### The task
Find and copy every line in the records that includes the string "Correlation".

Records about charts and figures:
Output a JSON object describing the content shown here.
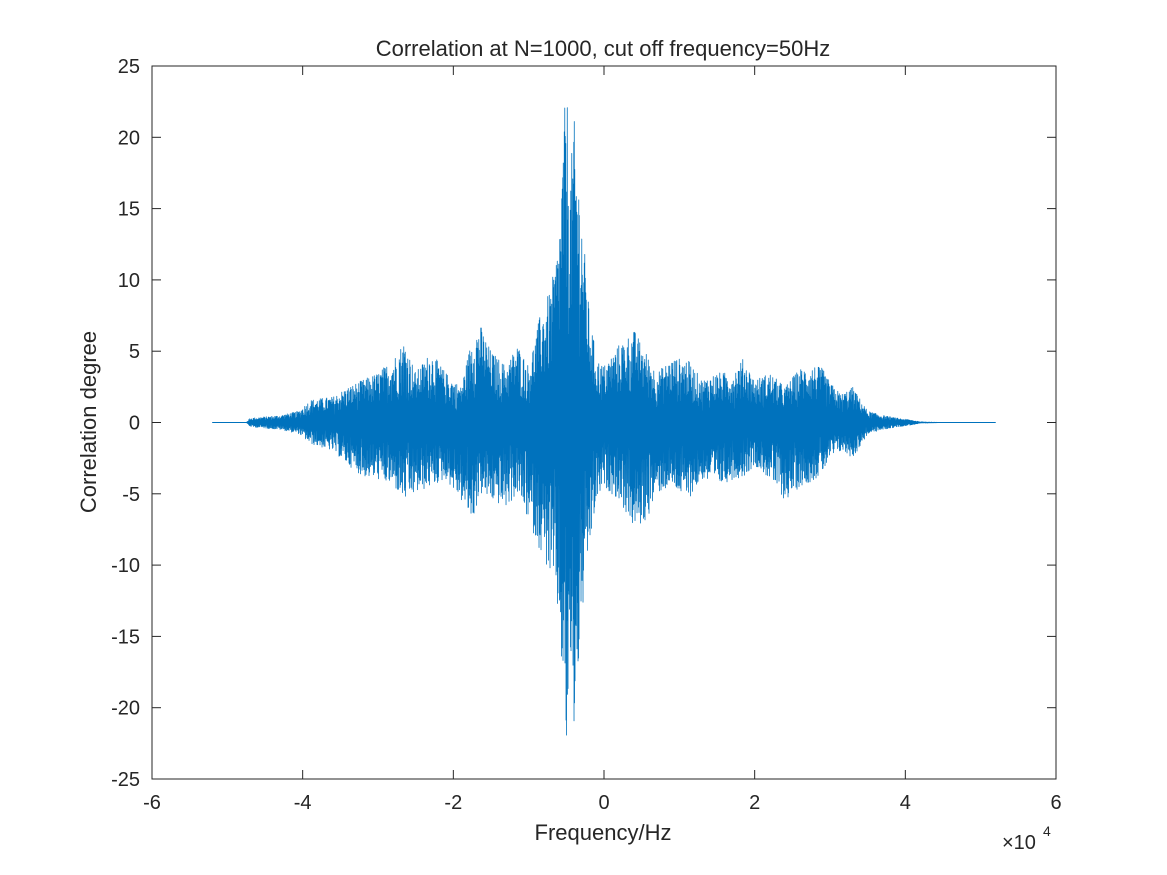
{
  "chart_data": {
    "type": "line",
    "title": "Correlation at N=1000, cut off frequency=50Hz",
    "xlabel": "Frequency/Hz",
    "ylabel": "Correlation degree",
    "x_exponent_label": {
      "base": "×10",
      "exp": "4"
    },
    "xlim": [
      -6,
      6
    ],
    "ylim": [
      -25,
      25
    ],
    "x_ticks": [
      -6,
      -4,
      -2,
      0,
      2,
      4,
      6
    ],
    "x_tick_labels": [
      "-6",
      "-4",
      "-2",
      "0",
      "2",
      "4",
      "6"
    ],
    "y_ticks": [
      -25,
      -20,
      -15,
      -10,
      -5,
      0,
      5,
      10,
      15,
      20,
      25
    ],
    "y_tick_labels": [
      "-25",
      "-20",
      "-15",
      "-10",
      "-5",
      "0",
      "5",
      "10",
      "15",
      "20",
      "25"
    ],
    "grid": false,
    "box": true,
    "series": [
      {
        "color": "#0072BD",
        "envelope": {
          "x": [
            -5.2,
            -4.75,
            -4.7,
            -4.3,
            -4.05,
            -3.9,
            -3.6,
            -3.4,
            -3.2,
            -3.0,
            -2.8,
            -2.65,
            -2.5,
            -2.3,
            -2.1,
            -1.9,
            -1.75,
            -1.65,
            -1.5,
            -1.3,
            -1.15,
            -1.0,
            -0.85,
            -0.7,
            -0.6,
            -0.5,
            -0.45,
            -0.4,
            -0.3,
            -0.2,
            -0.1,
            0.0,
            0.2,
            0.4,
            0.55,
            0.7,
            0.9,
            1.1,
            1.3,
            1.5,
            1.7,
            1.85,
            2.0,
            2.2,
            2.4,
            2.6,
            2.8,
            2.9,
            3.0,
            3.15,
            3.3,
            3.5,
            3.7,
            3.9,
            4.05,
            4.15,
            4.2,
            4.5,
            5.2
          ],
          "upper": [
            0.0,
            0.0,
            0.3,
            0.5,
            0.8,
            1.6,
            1.8,
            2.5,
            3.0,
            3.5,
            4.5,
            5.8,
            3.5,
            5.0,
            3.5,
            2.5,
            6.0,
            7.0,
            5.0,
            4.0,
            5.5,
            4.0,
            7.5,
            9.5,
            13.0,
            24.5,
            17.0,
            21.5,
            15.0,
            8.0,
            4.5,
            4.0,
            5.5,
            6.5,
            5.0,
            3.5,
            4.5,
            4.5,
            3.0,
            3.5,
            3.5,
            4.5,
            3.0,
            3.5,
            2.5,
            3.8,
            4.0,
            3.8,
            2.8,
            2.0,
            2.5,
            0.8,
            0.5,
            0.3,
            0.2,
            0.1,
            0.05,
            0.0,
            0.0
          ],
          "lower": [
            0.0,
            0.0,
            -0.3,
            -0.5,
            -0.8,
            -1.5,
            -2.0,
            -3.0,
            -3.8,
            -4.0,
            -4.5,
            -5.5,
            -5.0,
            -4.5,
            -4.0,
            -5.5,
            -7.0,
            -5.0,
            -5.5,
            -6.0,
            -5.0,
            -7.0,
            -9.0,
            -11.0,
            -14.0,
            -23.5,
            -17.0,
            -22.0,
            -14.0,
            -9.0,
            -5.5,
            -4.5,
            -5.5,
            -7.5,
            -7.0,
            -5.0,
            -4.5,
            -5.5,
            -4.0,
            -4.5,
            -4.0,
            -3.8,
            -3.0,
            -4.0,
            -5.5,
            -4.5,
            -4.0,
            -3.5,
            -2.5,
            -2.0,
            -2.5,
            -0.8,
            -0.5,
            -0.3,
            -0.2,
            -0.1,
            -0.05,
            0.0,
            0.0
          ]
        }
      }
    ]
  }
}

### Solution for this problem
    "title": "Correlation at N=1000, cut off frequency=50Hz",
    "ylabel": "Correlation degree",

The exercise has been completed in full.